→ **What the task requires**
Search the data below for the string "screenshot". Extract every line that contains it.

***** Dataset extract *****

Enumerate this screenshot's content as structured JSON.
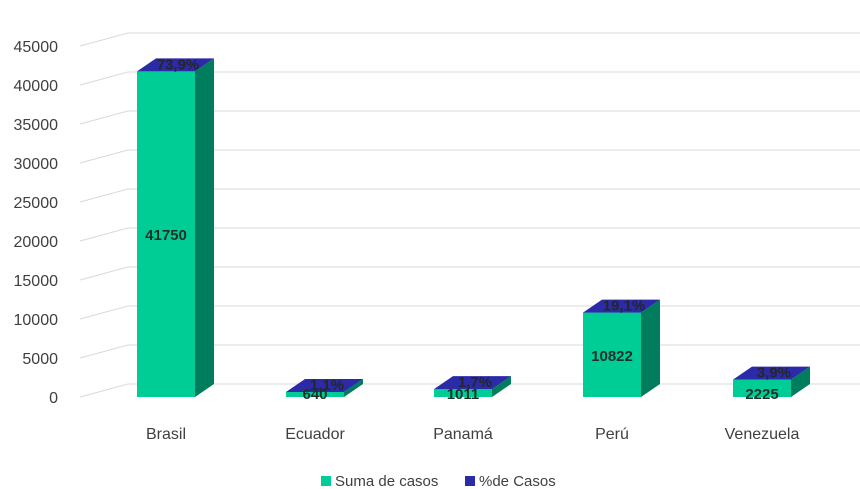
{
  "chart_data": {
    "type": "bar",
    "categories": [
      "Brasil",
      "Ecuador",
      "Panamá",
      "Perú",
      "Venezuela"
    ],
    "series": [
      {
        "name": "Suma de casos",
        "values": [
          41750,
          640,
          1011,
          10822,
          2225
        ],
        "labels": [
          "41750",
          "640",
          "1011",
          "10822",
          "2225"
        ]
      },
      {
        "name": "%de Casos",
        "labels": [
          "73,9%",
          "1,1%",
          "1,7%",
          "19,1%",
          "3,9%"
        ]
      }
    ],
    "yticks": [
      "0",
      "5000",
      "10000",
      "15000",
      "20000",
      "25000",
      "30000",
      "35000",
      "40000",
      "45000"
    ],
    "ylim": [
      0,
      45000
    ],
    "grid": true,
    "legend_position": "bottom",
    "colors": {
      "front": "#00cc96",
      "side": "#007d5c",
      "top": "#2b2ba8",
      "pct_marker": "#2b2ba8",
      "grid": "#d9d9d9"
    }
  }
}
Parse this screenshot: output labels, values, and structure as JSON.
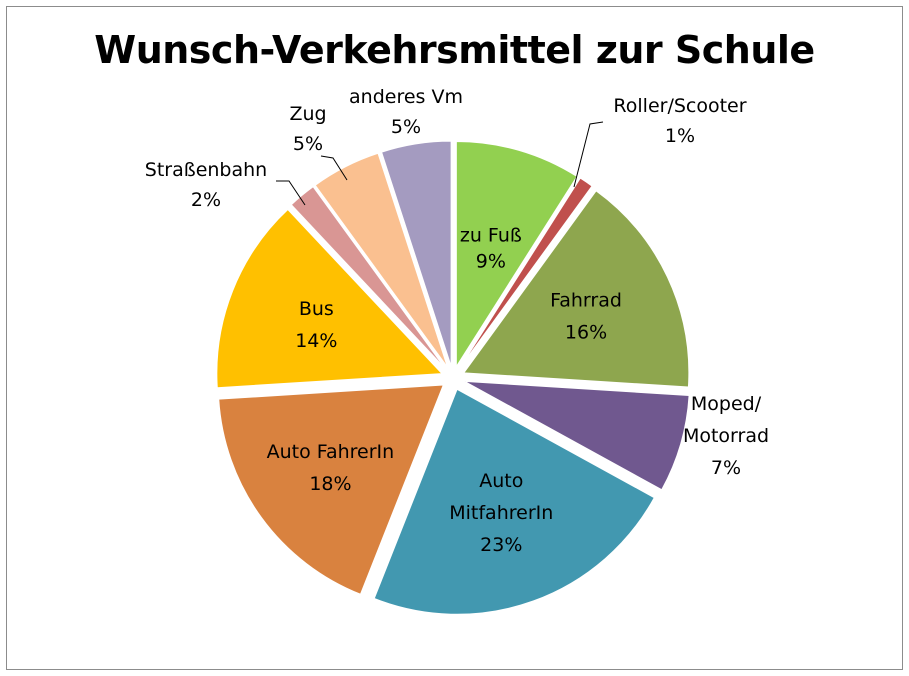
{
  "chart_data": {
    "type": "pie",
    "title": "Wunsch-Verkehrsmittel zur Schule",
    "exploded": true,
    "slices": [
      {
        "label": [
          "zu Fuß"
        ],
        "value": 9,
        "value_label": "9%",
        "color": "#92d050"
      },
      {
        "label": [
          "Roller/Scooter"
        ],
        "value": 1,
        "value_label": "1%",
        "color": "#c0504d"
      },
      {
        "label": [
          "Fahrrad"
        ],
        "value": 16,
        "value_label": "16%",
        "color": "#8ea64e"
      },
      {
        "label": [
          "Moped/",
          "Motorrad"
        ],
        "value": 7,
        "value_label": "7%",
        "color": "#70588f"
      },
      {
        "label": [
          "Auto",
          "MitfahrerIn"
        ],
        "value": 23,
        "value_label": "23%",
        "color": "#4298b0"
      },
      {
        "label": [
          "Auto FahrerIn"
        ],
        "value": 18,
        "value_label": "18%",
        "color": "#d9823f"
      },
      {
        "label": [
          "Bus"
        ],
        "value": 14,
        "value_label": "14%",
        "color": "#ffc000"
      },
      {
        "label": [
          "Straßenbahn"
        ],
        "value": 2,
        "value_label": "2%",
        "color": "#d99694"
      },
      {
        "label": [
          "Zug"
        ],
        "value": 5,
        "value_label": "5%",
        "color": "#fac090"
      },
      {
        "label": [
          "anderes Vm"
        ],
        "value": 5,
        "value_label": "5%",
        "color": "#a49bc0"
      }
    ]
  }
}
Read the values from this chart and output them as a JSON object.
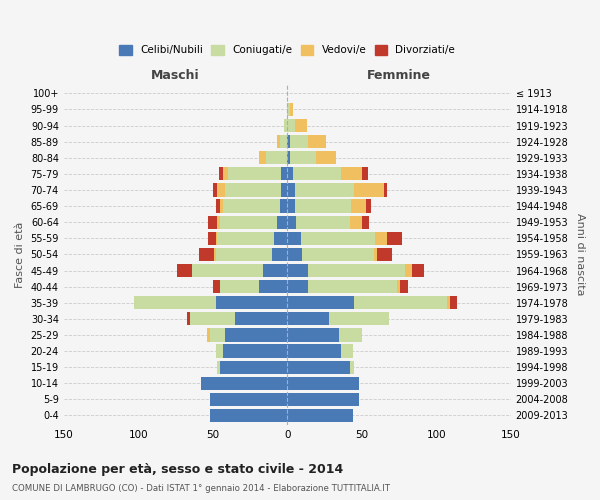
{
  "age_groups": [
    "0-4",
    "5-9",
    "10-14",
    "15-19",
    "20-24",
    "25-29",
    "30-34",
    "35-39",
    "40-44",
    "45-49",
    "50-54",
    "55-59",
    "60-64",
    "65-69",
    "70-74",
    "75-79",
    "80-84",
    "85-89",
    "90-94",
    "95-99",
    "100+"
  ],
  "birth_years": [
    "2009-2013",
    "2004-2008",
    "1999-2003",
    "1994-1998",
    "1989-1993",
    "1984-1988",
    "1979-1983",
    "1974-1978",
    "1969-1973",
    "1964-1968",
    "1959-1963",
    "1954-1958",
    "1949-1953",
    "1944-1948",
    "1939-1943",
    "1934-1938",
    "1929-1933",
    "1924-1928",
    "1919-1923",
    "1914-1918",
    "≤ 1913"
  ],
  "maschi": {
    "celibi": [
      52,
      52,
      58,
      45,
      43,
      42,
      35,
      48,
      19,
      16,
      10,
      9,
      7,
      5,
      4,
      4,
      0,
      0,
      0,
      0,
      0
    ],
    "coniugati": [
      0,
      0,
      0,
      2,
      5,
      10,
      30,
      55,
      26,
      48,
      38,
      38,
      38,
      38,
      38,
      36,
      14,
      5,
      2,
      0,
      0
    ],
    "vedovi": [
      0,
      0,
      0,
      0,
      0,
      2,
      0,
      0,
      0,
      0,
      1,
      1,
      2,
      2,
      5,
      3,
      5,
      2,
      0,
      0,
      0
    ],
    "divorziati": [
      0,
      0,
      0,
      0,
      0,
      0,
      2,
      0,
      5,
      10,
      10,
      5,
      6,
      3,
      3,
      3,
      0,
      0,
      0,
      0,
      0
    ]
  },
  "femmine": {
    "nubili": [
      44,
      48,
      48,
      42,
      36,
      35,
      28,
      45,
      14,
      14,
      10,
      9,
      6,
      5,
      5,
      4,
      2,
      2,
      0,
      0,
      0
    ],
    "coniugate": [
      0,
      0,
      0,
      3,
      8,
      15,
      40,
      62,
      60,
      65,
      48,
      50,
      36,
      38,
      40,
      32,
      17,
      12,
      5,
      2,
      0
    ],
    "vedove": [
      0,
      0,
      0,
      0,
      0,
      0,
      0,
      2,
      2,
      5,
      2,
      8,
      8,
      10,
      20,
      14,
      14,
      12,
      8,
      2,
      0
    ],
    "divorziate": [
      0,
      0,
      0,
      0,
      0,
      0,
      0,
      5,
      5,
      8,
      10,
      10,
      5,
      3,
      2,
      4,
      0,
      0,
      0,
      0,
      0
    ]
  },
  "colors": {
    "celibi": "#4a7ab5",
    "coniugati": "#c8dba0",
    "vedovi": "#f0c060",
    "divorziati": "#c0392b"
  },
  "xlim": 150,
  "title": "Popolazione per età, sesso e stato civile - 2014",
  "subtitle": "COMUNE DI LAMBRUGO (CO) - Dati ISTAT 1° gennaio 2014 - Elaborazione TUTTITALIA.IT",
  "ylabel_left": "Fasce di età",
  "ylabel_right": "Anni di nascita",
  "xlabel_maschi": "Maschi",
  "xlabel_femmine": "Femmine",
  "legend_labels": [
    "Celibi/Nubili",
    "Coniugati/e",
    "Vedovi/e",
    "Divorziati/e"
  ],
  "background_color": "#f5f5f5",
  "grid_color": "#cccccc"
}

*****

→ **Result of this exercise**
Enumerate this screenshot's content as structured JSON.
Parse this screenshot: output labels, values, and structure as JSON.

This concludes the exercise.